Information supplied
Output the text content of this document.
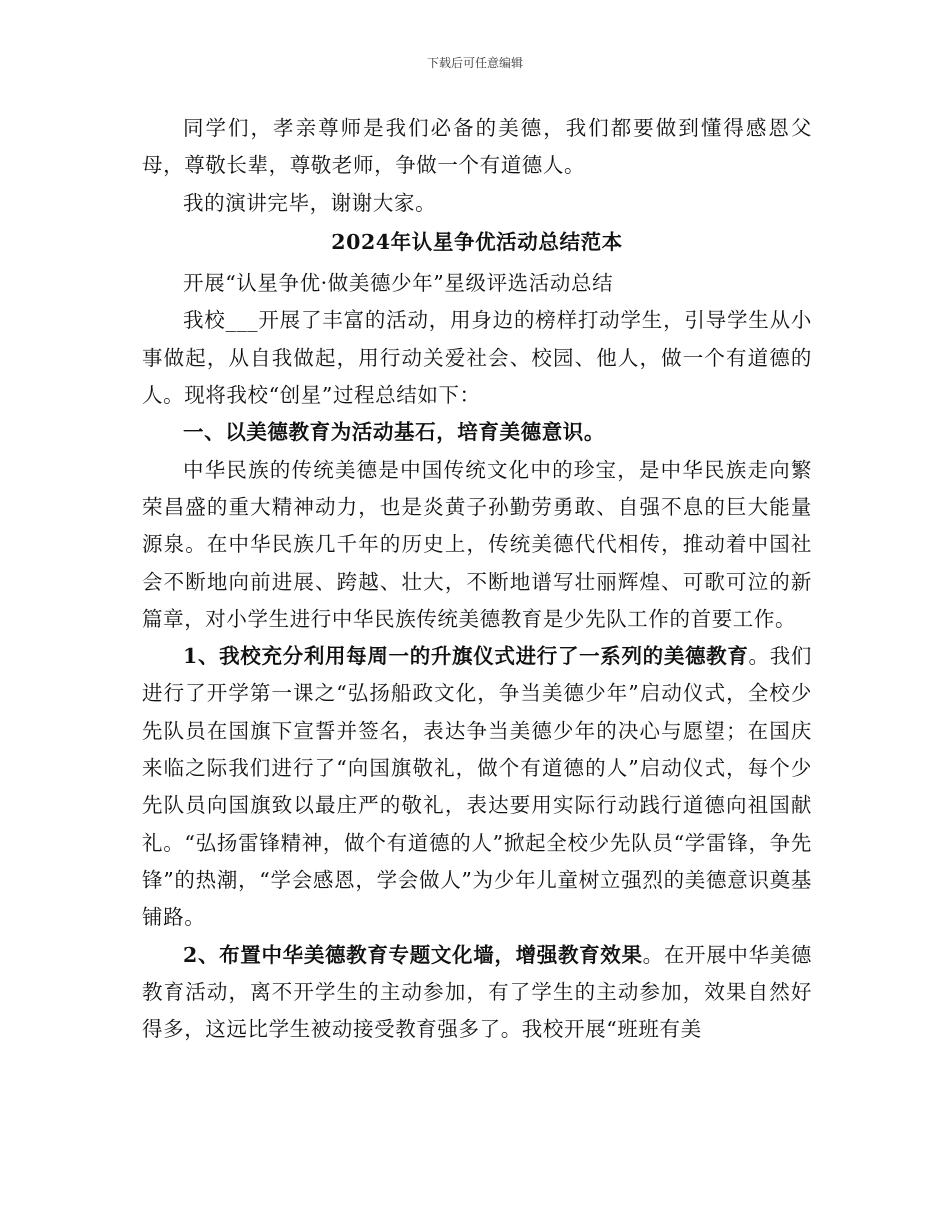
下载后可任意编辑

同学们，孝亲尊师是我们必备的美德，我们都要做到懂得感恩父母，尊敬长辈，尊敬老师，争做一个有道德人。

我的演讲完毕，谢谢大家。

2024年认星争优活动总结范本

开展“认星争优·做美德少年”星级评选活动总结

我校___开展了丰富的活动，用身边的榜样打动学生，引导学生从小事做起，从自我做起，用行动关爱社会、校园、他人，做一个有道德的人。现将我校“创星”过程总结如下：

一、以美德教育为活动基石，培育美德意识。

中华民族的传统美德是中国传统文化中的珍宝，是中华民族走向繁荣昌盛的重大精神动力，也是炎黄子孙勤劳勇敢、自强不息的巨大能量源泉。在中华民族几千年的历史上，传统美德代代相传，推动着中国社会不断地向前进展、跨越、壮大，不断地谱写壮丽辉煌、可歌可泣的新篇章，对小学生进行中华民族传统美德教育是少先队工作的首要工作。

1、我校充分利用每周一的升旗仪式进行了一系列的美德教育。我们进行了开学第一课之“弘扬船政文化，争当美德少年”启动仪式，全校少先队员在国旗下宣誓并签名，表达争当美德少年的决心与愿望；在国庆来临之际我们进行了“向国旗敬礼，做个有道德的人”启动仪式，每个少先队员向国旗致以最庄严的敬礼，表达要用实际行动践行道德向祖国献礼。“弘扬雷锋精神，做个有道德的人”掀起全校少先队员“学雷锋，争先锋”的热潮，“学会感恩，学会做人”为少年儿童树立强烈的美德意识奠基铺路。

2、布置中华美德教育专题文化墙，增强教育效果。在开展中华美德教育活动，离不开学生的主动参加，有了学生的主动参加，效果自然好得多，这远比学生被动接受教育强多了。我校开展“班班有美
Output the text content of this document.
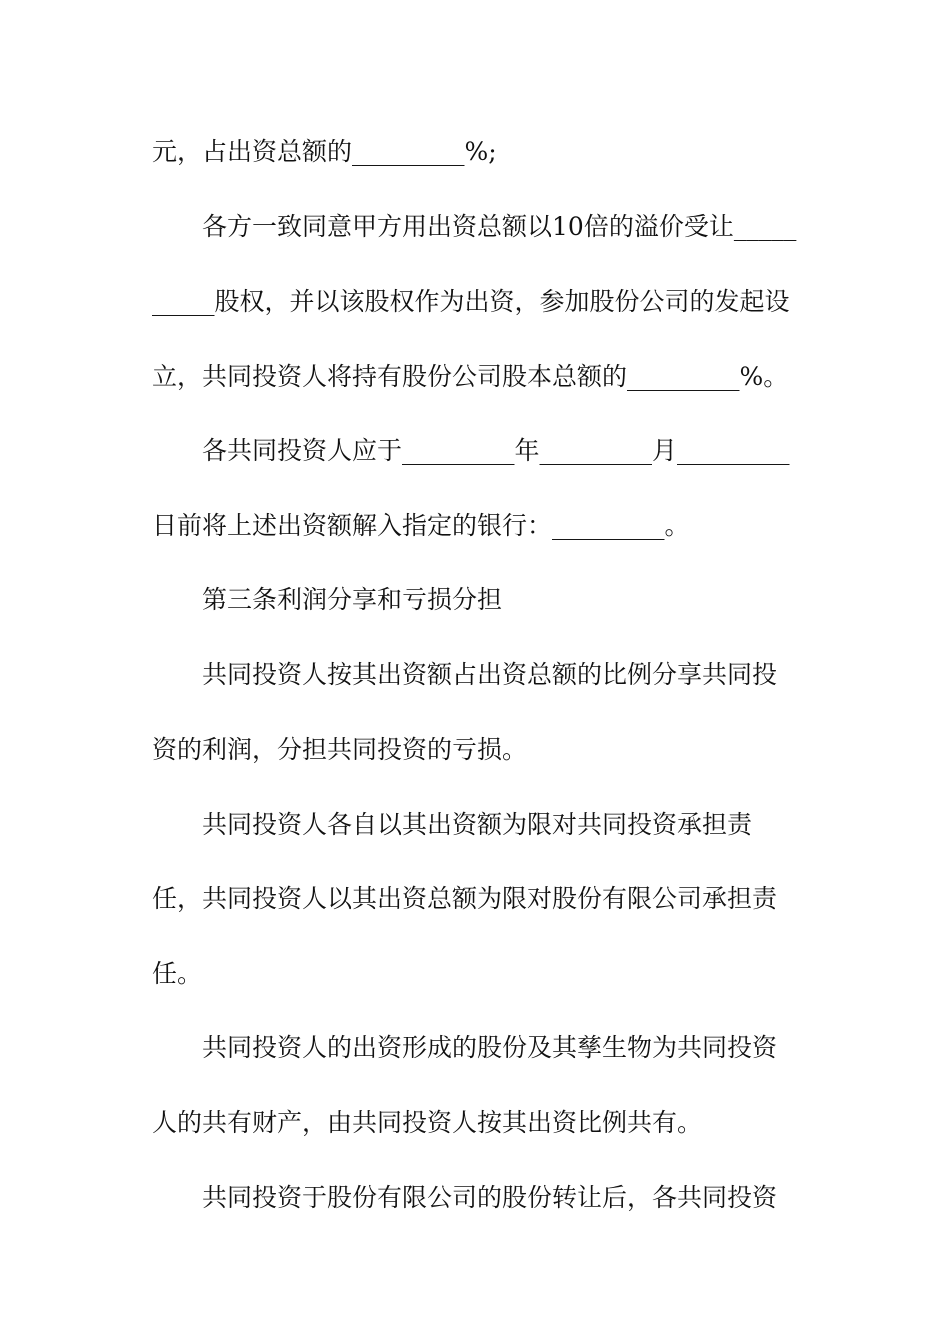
元，占出资总额的_________%;
各方一致同意甲方用出资总额以10倍的溢价受让_____
_____股权，并以该股权作为出资，参加股份公司的发起设
立，共同投资人将持有股份公司股本总额的_________%。
各共同投资人应于_________年_________月_________
日前将上述出资额解入指定的银行：_________。
第三条利润分享和亏损分担
共同投资人按其出资额占出资总额的比例分享共同投
资的利润，分担共同投资的亏损。
共同投资人各自以其出资额为限对共同投资承担责
任，共同投资人以其出资总额为限对股份有限公司承担责
任。
共同投资人的出资形成的股份及其孳生物为共同投资
人的共有财产，由共同投资人按其出资比例共有。
共同投资于股份有限公司的股份转让后，各共同投资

Task to carry out
Copy the data word for word. Pictures do not go in the copy.

Solution to this task
Output the text content of this document.
下载后可任意编辑

同学们，孝亲尊师是我们必备的美德，我们都要做到懂得感恩父母，尊敬长辈，尊敬老师，争做一个有道德人。

我的演讲完毕，谢谢大家。

2024年认星争优活动总结范本

开展“认星争优·做美德少年”星级评选活动总结

我校___开展了丰富的活动，用身边的榜样打动学生，引导学生从小事做起，从自我做起，用行动关爱社会、校园、他人，做一个有道德的人。现将我校“创星”过程总结如下：

一、以美德教育为活动基石，培育美德意识。

中华民族的传统美德是中国传统文化中的珍宝，是中华民族走向繁荣昌盛的重大精神动力，也是炎黄子孙勤劳勇敢、自强不息的巨大能量源泉。在中华民族几千年的历史上，传统美德代代相传，推动着中国社会不断地向前进展、跨越、壮大，不断地谱写壮丽辉煌、可歌可泣的新篇章，对小学生进行中华民族传统美德教育是少先队工作的首要工作。

1、我校充分利用每周一的升旗仪式进行了一系列的美德教育。我们进行了开学第一课之“弘扬船政文化，争当美德少年”启动仪式，全校少先队员在国旗下宣誓并签名，表达争当美德少年的决心与愿望；在国庆来临之际我们进行了“向国旗敬礼，做个有道德的人”启动仪式，每个少先队员向国旗致以最庄严的敬礼，表达要用实际行动践行道德向祖国献礼。“弘扬雷锋精神，做个有道德的人”掀起全校少先队员“学雷锋，争先锋”的热潮，“学会感恩，学会做人”为少年儿童树立强烈的美德意识奠基铺路。

2、布置中华美德教育专题文化墙，增强教育效果。在开展中华美德教育活动，离不开学生的主动参加，有了学生的主动参加，效果自然好得多，这远比学生被动接受教育强多了。我校开展“班班有美
Output the text content of this document.
元，占出资总额的_________%;
各方一致同意甲方用出资总额以10倍的溢价受让_____
_____股权，并以该股权作为出资，参加股份公司的发起设
立，共同投资人将持有股份公司股本总额的_________%。
各共同投资人应于_________年_________月_________
日前将上述出资额解入指定的银行：_________。
第三条利润分享和亏损分担
共同投资人按其出资额占出资总额的比例分享共同投
资的利润，分担共同投资的亏损。
共同投资人各自以其出资额为限对共同投资承担责
任，共同投资人以其出资总额为限对股份有限公司承担责
任。
共同投资人的出资形成的股份及其孳生物为共同投资
人的共有财产，由共同投资人按其出资比例共有。
共同投资于股份有限公司的股份转让后，各共同投资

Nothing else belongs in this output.